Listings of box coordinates
## BEGIN

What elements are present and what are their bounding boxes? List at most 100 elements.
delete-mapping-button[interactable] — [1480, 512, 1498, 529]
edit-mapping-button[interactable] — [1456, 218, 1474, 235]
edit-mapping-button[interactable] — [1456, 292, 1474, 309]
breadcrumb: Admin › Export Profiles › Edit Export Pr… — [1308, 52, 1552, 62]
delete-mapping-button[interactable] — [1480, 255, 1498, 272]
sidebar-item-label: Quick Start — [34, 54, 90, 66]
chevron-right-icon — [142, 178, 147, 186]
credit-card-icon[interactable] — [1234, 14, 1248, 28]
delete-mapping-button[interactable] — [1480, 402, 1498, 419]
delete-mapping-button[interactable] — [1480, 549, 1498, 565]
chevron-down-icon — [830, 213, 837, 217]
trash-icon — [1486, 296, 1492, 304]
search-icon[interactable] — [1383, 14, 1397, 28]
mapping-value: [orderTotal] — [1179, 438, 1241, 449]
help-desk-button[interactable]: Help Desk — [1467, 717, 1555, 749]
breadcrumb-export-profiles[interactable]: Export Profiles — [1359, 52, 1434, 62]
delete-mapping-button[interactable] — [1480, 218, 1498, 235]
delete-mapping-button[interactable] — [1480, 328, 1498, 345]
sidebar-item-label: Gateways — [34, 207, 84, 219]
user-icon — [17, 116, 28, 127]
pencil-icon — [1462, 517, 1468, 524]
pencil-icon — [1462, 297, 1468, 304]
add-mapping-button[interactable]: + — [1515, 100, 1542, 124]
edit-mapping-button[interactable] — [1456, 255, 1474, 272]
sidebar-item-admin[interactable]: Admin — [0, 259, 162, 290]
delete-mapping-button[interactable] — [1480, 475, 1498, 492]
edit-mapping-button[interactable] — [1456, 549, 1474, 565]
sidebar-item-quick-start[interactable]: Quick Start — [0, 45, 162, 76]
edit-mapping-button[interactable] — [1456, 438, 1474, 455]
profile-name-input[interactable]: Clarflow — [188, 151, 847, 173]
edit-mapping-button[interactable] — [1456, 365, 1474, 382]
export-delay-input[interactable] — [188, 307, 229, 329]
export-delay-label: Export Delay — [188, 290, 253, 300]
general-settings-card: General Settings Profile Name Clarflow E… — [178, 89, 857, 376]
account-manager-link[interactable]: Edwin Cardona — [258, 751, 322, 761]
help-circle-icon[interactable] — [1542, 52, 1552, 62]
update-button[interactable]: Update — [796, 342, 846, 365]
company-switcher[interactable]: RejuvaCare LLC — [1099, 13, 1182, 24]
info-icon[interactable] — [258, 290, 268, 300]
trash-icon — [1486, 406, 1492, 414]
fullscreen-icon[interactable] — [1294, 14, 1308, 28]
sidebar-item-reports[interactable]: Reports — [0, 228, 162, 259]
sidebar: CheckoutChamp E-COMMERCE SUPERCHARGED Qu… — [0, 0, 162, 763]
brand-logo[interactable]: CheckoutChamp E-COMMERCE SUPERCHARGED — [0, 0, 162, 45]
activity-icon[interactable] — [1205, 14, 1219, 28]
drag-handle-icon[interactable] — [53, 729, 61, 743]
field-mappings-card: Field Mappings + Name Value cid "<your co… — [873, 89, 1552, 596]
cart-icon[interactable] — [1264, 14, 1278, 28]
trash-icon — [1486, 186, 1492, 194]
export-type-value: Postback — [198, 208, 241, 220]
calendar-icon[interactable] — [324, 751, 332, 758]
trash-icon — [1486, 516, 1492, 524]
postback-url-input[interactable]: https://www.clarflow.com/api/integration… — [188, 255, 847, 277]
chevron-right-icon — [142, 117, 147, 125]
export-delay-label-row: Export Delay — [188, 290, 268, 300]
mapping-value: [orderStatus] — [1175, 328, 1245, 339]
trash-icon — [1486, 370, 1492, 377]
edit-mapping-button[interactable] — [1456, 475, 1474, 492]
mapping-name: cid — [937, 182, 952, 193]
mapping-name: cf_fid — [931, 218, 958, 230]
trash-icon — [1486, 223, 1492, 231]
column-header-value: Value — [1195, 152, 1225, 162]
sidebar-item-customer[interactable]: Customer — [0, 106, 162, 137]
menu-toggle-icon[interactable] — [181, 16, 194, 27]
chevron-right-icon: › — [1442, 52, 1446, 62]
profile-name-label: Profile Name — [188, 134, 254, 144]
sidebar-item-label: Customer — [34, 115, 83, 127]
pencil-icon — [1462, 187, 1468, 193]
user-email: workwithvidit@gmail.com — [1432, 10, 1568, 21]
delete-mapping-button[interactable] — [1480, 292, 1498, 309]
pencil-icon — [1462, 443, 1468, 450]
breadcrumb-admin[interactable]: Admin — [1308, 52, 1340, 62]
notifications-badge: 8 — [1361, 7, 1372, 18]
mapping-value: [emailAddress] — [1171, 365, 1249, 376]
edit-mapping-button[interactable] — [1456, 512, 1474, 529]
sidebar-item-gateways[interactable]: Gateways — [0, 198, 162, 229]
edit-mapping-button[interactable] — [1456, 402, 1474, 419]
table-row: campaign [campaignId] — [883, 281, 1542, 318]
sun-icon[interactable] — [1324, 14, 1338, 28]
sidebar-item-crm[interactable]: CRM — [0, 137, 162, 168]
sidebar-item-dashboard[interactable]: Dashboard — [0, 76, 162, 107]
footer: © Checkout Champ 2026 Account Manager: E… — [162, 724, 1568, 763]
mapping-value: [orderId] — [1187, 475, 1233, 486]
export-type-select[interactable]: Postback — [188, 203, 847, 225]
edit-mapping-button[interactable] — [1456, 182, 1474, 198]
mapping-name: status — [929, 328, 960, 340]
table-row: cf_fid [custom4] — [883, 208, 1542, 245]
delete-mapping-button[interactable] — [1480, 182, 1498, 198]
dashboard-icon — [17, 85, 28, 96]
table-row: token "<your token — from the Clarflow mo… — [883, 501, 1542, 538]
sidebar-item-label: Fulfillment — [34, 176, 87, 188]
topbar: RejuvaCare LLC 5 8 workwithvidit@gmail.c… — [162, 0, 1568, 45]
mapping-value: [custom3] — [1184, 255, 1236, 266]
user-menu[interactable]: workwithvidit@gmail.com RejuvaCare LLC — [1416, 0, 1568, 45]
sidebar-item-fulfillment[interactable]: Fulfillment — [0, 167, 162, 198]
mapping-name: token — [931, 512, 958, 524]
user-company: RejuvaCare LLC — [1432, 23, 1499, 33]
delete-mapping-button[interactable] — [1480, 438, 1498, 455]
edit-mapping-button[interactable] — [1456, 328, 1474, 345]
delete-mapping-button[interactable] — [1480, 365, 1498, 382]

## END

→ **YOUR TASK**: Lay out the lines above as a numbered list, from the first line through the line with "search-icon[interactable] — [1383, 14, 1397, 28]", leaving out any blank lines.

→ **WRITTEN ANSWER**:
1. What elements are present and what are their bounding boxes? List at most 100 elements.
2. delete-mapping-button[interactable] — [1480, 512, 1498, 529]
3. edit-mapping-button[interactable] — [1456, 218, 1474, 235]
4. edit-mapping-button[interactable] — [1456, 292, 1474, 309]
5. breadcrumb: Admin › Export Profiles › Edit Export Pr… — [1308, 52, 1552, 62]
6. delete-mapping-button[interactable] — [1480, 255, 1498, 272]
7. sidebar-item-label: Quick Start — [34, 54, 90, 66]
8. chevron-right-icon — [142, 178, 147, 186]
9. credit-card-icon[interactable] — [1234, 14, 1248, 28]
10. delete-mapping-button[interactable] — [1480, 402, 1498, 419]
11. delete-mapping-button[interactable] — [1480, 549, 1498, 565]
12. chevron-down-icon — [830, 213, 837, 217]
13. trash-icon — [1486, 296, 1492, 304]
14. search-icon[interactable] — [1383, 14, 1397, 28]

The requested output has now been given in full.